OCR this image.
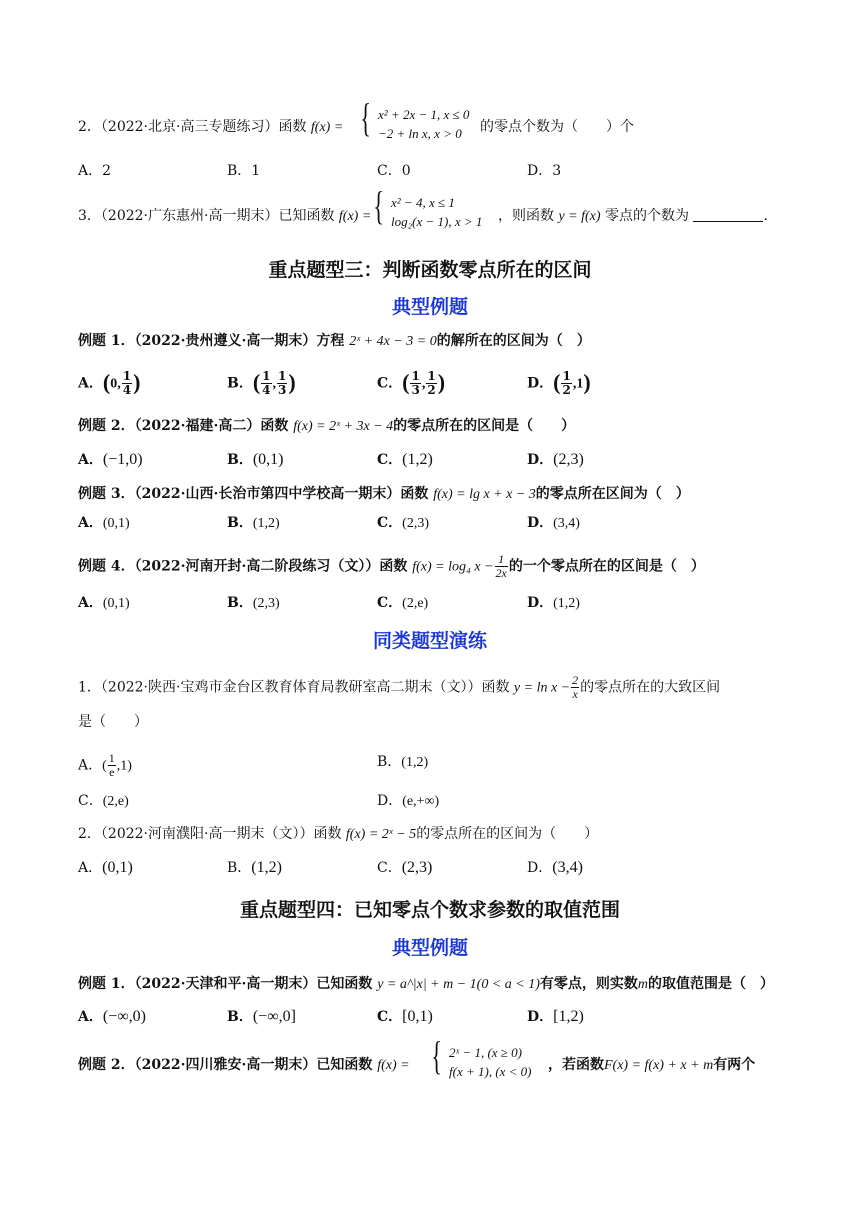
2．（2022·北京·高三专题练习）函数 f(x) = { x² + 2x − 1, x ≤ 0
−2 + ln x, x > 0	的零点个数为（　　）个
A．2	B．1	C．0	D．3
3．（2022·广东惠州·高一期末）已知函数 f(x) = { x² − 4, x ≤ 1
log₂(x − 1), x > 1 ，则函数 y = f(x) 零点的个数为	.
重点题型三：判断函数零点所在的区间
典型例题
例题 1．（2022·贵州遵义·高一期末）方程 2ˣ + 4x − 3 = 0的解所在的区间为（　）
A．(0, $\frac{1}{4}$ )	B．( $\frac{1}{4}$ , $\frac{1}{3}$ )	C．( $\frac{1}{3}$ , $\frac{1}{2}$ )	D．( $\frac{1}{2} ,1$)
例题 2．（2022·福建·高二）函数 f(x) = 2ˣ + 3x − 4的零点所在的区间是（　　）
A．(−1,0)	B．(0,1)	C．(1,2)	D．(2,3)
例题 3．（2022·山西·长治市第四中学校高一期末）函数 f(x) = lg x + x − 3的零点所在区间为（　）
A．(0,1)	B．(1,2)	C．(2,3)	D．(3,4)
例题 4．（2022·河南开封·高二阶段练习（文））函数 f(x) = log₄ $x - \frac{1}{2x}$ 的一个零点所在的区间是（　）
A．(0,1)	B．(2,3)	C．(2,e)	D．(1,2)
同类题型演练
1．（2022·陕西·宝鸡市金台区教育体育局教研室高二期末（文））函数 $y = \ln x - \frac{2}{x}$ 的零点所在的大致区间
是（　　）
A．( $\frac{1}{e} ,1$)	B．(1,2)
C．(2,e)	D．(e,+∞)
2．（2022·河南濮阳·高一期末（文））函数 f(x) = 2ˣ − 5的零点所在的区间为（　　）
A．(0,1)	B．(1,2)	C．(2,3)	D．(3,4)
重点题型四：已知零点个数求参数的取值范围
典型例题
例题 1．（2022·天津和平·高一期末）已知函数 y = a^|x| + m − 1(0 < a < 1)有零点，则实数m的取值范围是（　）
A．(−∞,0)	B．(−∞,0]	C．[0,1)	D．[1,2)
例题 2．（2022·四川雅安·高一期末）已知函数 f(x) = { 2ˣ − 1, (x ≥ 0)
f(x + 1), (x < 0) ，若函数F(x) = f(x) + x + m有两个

....

Output all of the data exactly as it stands, minus any images.

OCR this image.
2．（2022·北京·高三专题练习）函数 f(x) = { x² + 2x − 1, x ≤ 0
−2 + ln x, x > 0	的零点个数为（　　）个
A．2	B．1	C．0	D．3
3．（2022·广东惠州·高一期末）已知函数 f(x) = { x² − 4, x ≤ 1
log₂(x − 1), x > 1 ，则函数 y = f(x) 零点的个数为	.
重点题型三：判断函数零点所在的区间
典型例题
例题 1．（2022·贵州遵义·高一期末）方程 2ˣ + 4x − 3 = 0的解所在的区间为（　）
A．(0, $\frac{1}{4}$ )	B．( $\frac{1}{4}$ , $\frac{1}{3}$ )	C．( $\frac{1}{3}$ , $\frac{1}{2}$ )	D．( $\frac{1}{2} ,1$)
例题 2．（2022·福建·高二）函数 f(x) = 2ˣ + 3x − 4的零点所在的区间是（　　）
A．(−1,0)	B．(0,1)	C．(1,2)	D．(2,3)
例题 3．（2022·山西·长治市第四中学校高一期末）函数 f(x) = lg x + x − 3的零点所在区间为（　）
A．(0,1)	B．(1,2)	C．(2,3)	D．(3,4)
例题 4．（2022·河南开封·高二阶段练习（文））函数 f(x) = log₄ $x - \frac{1}{2x}$ 的一个零点所在的区间是（　）
A．(0,1)	B．(2,3)	C．(2,e)	D．(1,2)
同类题型演练
1．（2022·陕西·宝鸡市金台区教育体育局教研室高二期末（文））函数 $y = \ln x - \frac{2}{x}$ 的零点所在的大致区间
是（　　）
A．( $\frac{1}{e} ,1$)	B．(1,2)
C．(2,e)	D．(e,+∞)
2．（2022·河南濮阳·高一期末（文））函数 f(x) = 2ˣ − 5的零点所在的区间为（　　）
A．(0,1)	B．(1,2)	C．(2,3)	D．(3,4)
重点题型四：已知零点个数求参数的取值范围
典型例题
例题 1．（2022·天津和平·高一期末）已知函数 y = a^|x| + m − 1(0 < a < 1)有零点，则实数m的取值范围是（　）
A．(−∞,0)	B．(−∞,0]	C．[0,1)	D．[1,2)
例题 2．（2022·四川雅安·高一期末）已知函数 f(x) = { 2ˣ − 1, (x ≥ 0)
f(x + 1), (x < 0) ，若函数F(x) = f(x) + x + m有两个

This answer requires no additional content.